## Data supplied
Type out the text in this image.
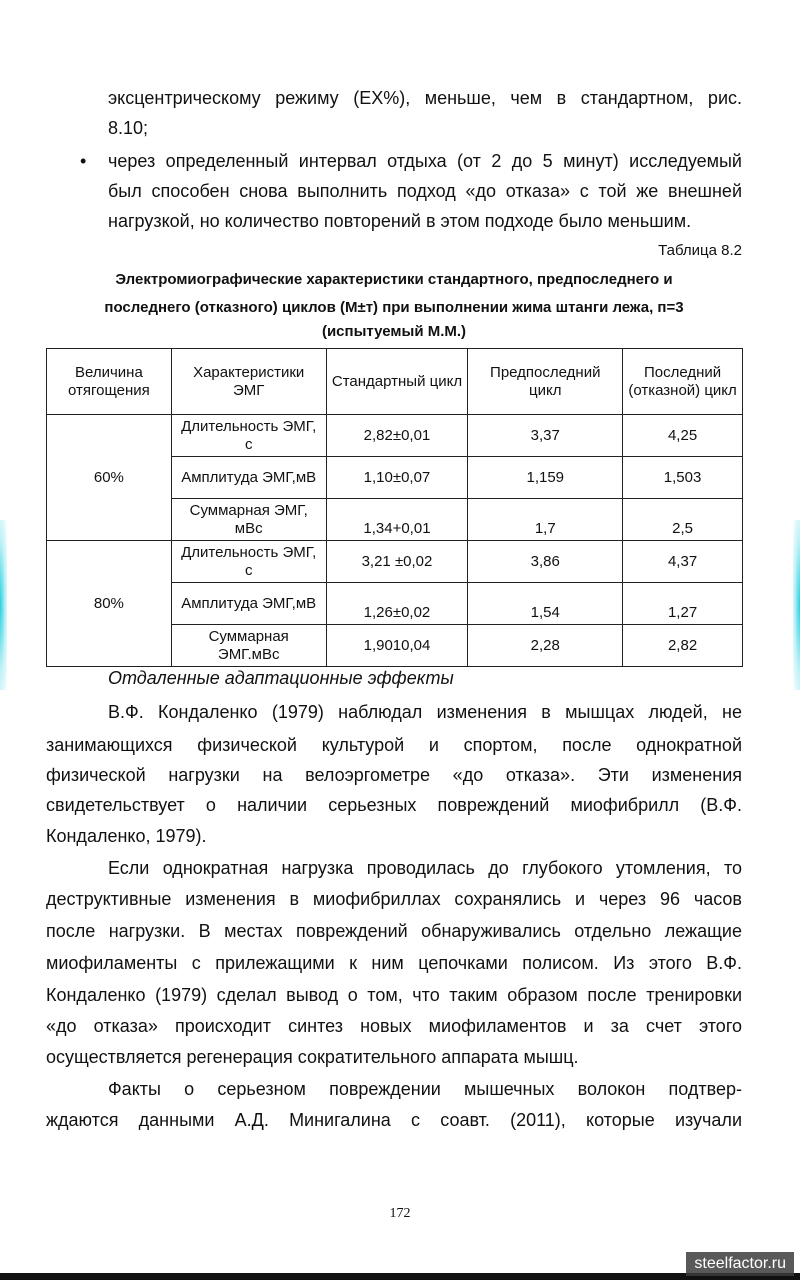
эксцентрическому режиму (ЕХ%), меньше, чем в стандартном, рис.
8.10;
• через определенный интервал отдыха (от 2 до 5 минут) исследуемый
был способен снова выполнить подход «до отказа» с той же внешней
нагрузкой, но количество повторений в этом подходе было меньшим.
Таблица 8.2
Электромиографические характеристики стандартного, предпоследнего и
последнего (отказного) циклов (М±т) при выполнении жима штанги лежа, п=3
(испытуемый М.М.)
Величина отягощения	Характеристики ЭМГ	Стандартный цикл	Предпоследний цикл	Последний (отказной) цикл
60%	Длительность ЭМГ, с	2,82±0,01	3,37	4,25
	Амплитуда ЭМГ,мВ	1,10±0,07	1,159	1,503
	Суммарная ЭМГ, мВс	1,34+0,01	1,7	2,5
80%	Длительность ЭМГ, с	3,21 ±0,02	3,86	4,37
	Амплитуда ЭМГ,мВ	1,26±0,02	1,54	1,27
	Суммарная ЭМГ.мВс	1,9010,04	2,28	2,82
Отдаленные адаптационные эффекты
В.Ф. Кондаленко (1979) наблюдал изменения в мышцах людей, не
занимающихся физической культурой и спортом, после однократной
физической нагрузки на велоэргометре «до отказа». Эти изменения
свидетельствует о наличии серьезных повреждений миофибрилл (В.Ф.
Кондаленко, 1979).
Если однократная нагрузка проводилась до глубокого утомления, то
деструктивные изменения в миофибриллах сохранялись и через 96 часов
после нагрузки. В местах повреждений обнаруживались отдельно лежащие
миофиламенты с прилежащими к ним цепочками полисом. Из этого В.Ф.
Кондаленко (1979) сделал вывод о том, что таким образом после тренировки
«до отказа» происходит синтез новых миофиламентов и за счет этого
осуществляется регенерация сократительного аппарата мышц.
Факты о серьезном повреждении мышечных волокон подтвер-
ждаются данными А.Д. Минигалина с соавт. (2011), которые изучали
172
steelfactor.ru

...

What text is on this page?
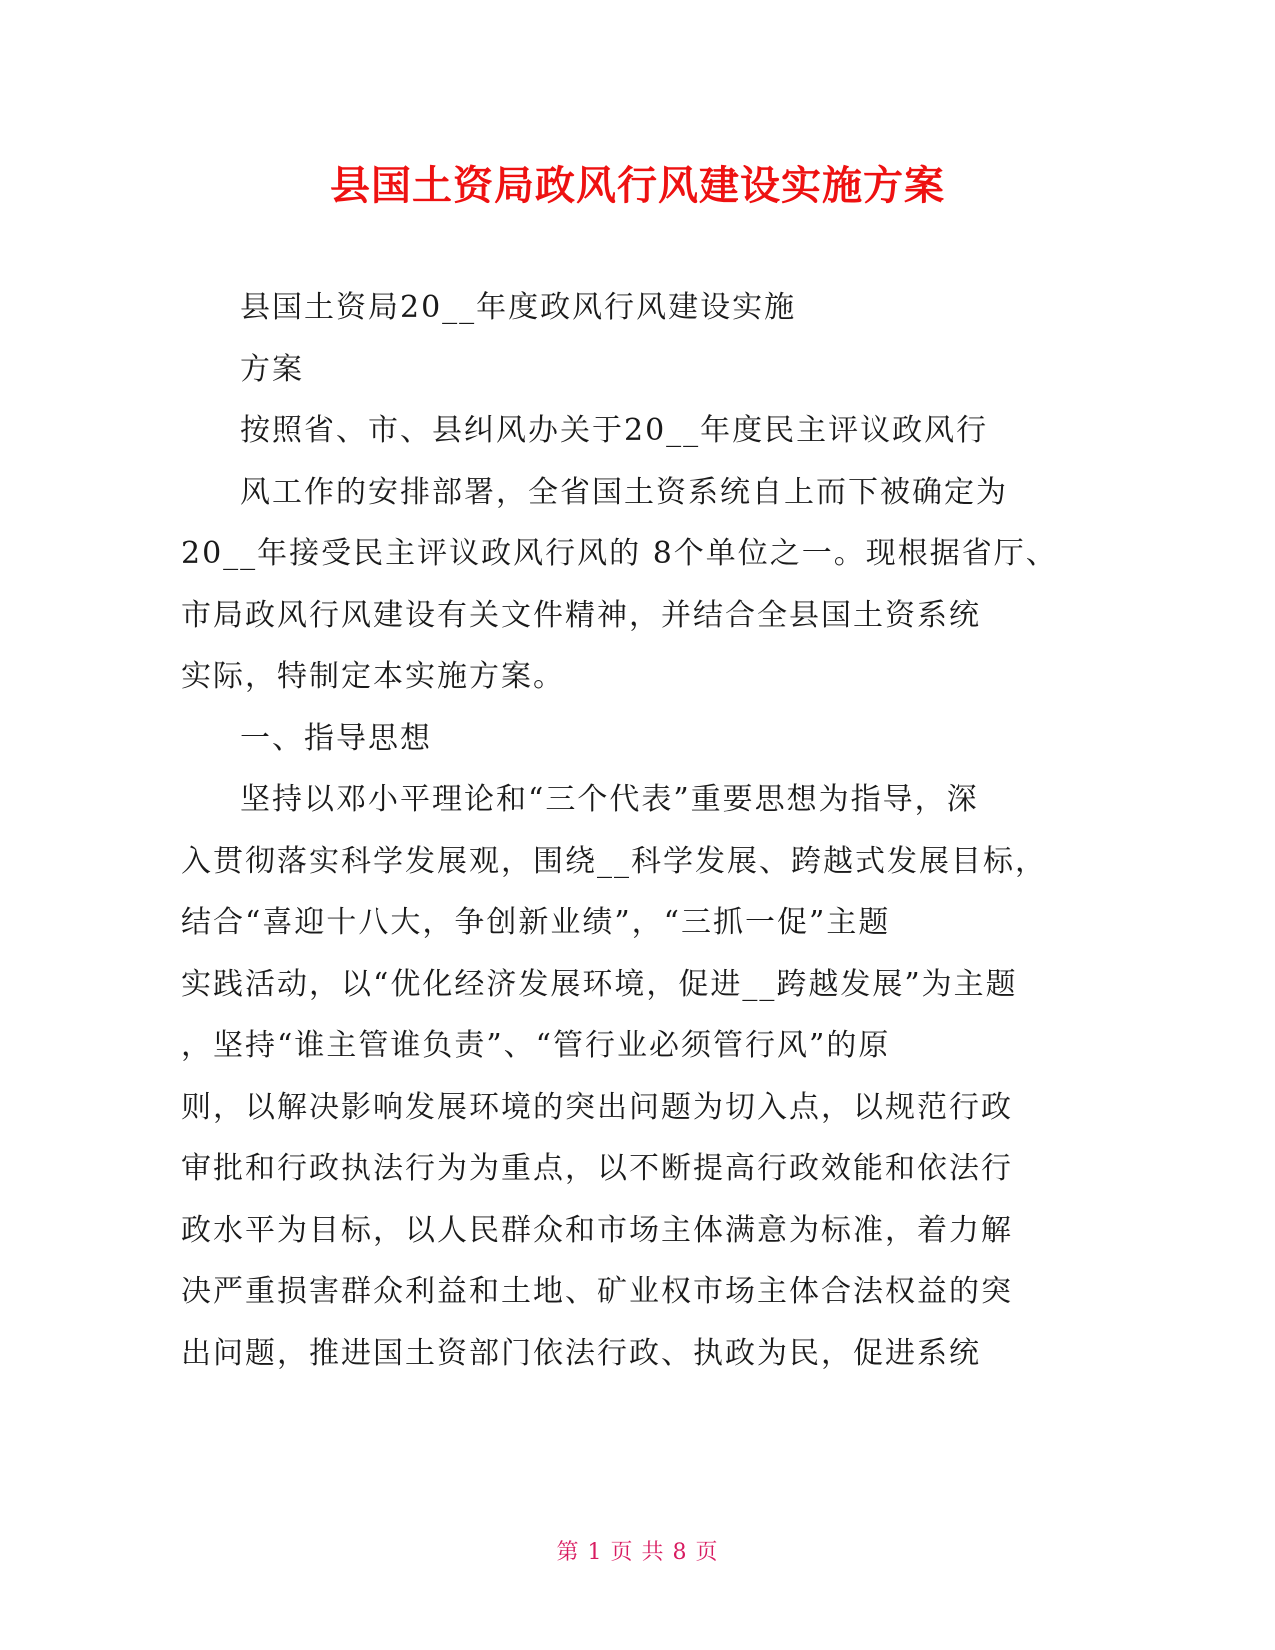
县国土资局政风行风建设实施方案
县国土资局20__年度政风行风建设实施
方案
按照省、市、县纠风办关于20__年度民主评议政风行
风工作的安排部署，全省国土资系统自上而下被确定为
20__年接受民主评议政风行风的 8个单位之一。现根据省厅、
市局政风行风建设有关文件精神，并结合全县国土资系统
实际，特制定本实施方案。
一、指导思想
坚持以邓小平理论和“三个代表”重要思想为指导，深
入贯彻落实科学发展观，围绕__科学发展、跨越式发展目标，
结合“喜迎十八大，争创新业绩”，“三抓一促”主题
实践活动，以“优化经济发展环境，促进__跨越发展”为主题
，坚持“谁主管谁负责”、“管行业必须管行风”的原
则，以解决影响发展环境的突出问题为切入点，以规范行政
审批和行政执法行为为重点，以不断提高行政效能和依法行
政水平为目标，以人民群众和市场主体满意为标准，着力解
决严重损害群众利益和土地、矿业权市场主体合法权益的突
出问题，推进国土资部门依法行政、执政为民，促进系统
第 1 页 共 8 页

---

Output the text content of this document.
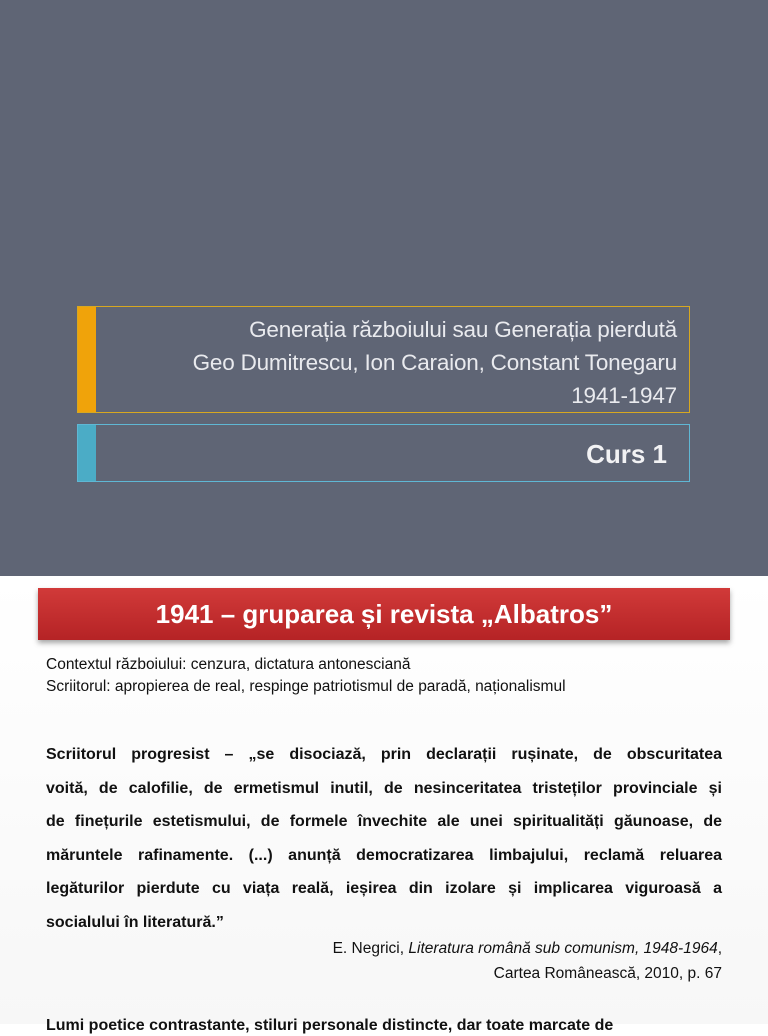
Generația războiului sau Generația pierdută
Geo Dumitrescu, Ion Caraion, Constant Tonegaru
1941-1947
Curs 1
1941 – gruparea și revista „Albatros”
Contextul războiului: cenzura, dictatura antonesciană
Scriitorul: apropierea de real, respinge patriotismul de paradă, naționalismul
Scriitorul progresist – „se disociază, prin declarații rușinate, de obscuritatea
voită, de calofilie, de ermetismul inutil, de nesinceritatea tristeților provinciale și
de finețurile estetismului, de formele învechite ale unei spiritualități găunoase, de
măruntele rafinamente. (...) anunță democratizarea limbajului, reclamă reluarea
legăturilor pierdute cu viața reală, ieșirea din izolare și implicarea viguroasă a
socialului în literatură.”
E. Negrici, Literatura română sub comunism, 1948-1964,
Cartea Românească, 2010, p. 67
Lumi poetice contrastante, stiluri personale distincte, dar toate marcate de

## What is expected
List each line holding the string "повреждений".

## Exercise solution
свидетельствует о наличии серьезных повреждений миофибрилл (В.Ф.
после нагрузки. В местах повреждений обнаруживались отдельно лежащие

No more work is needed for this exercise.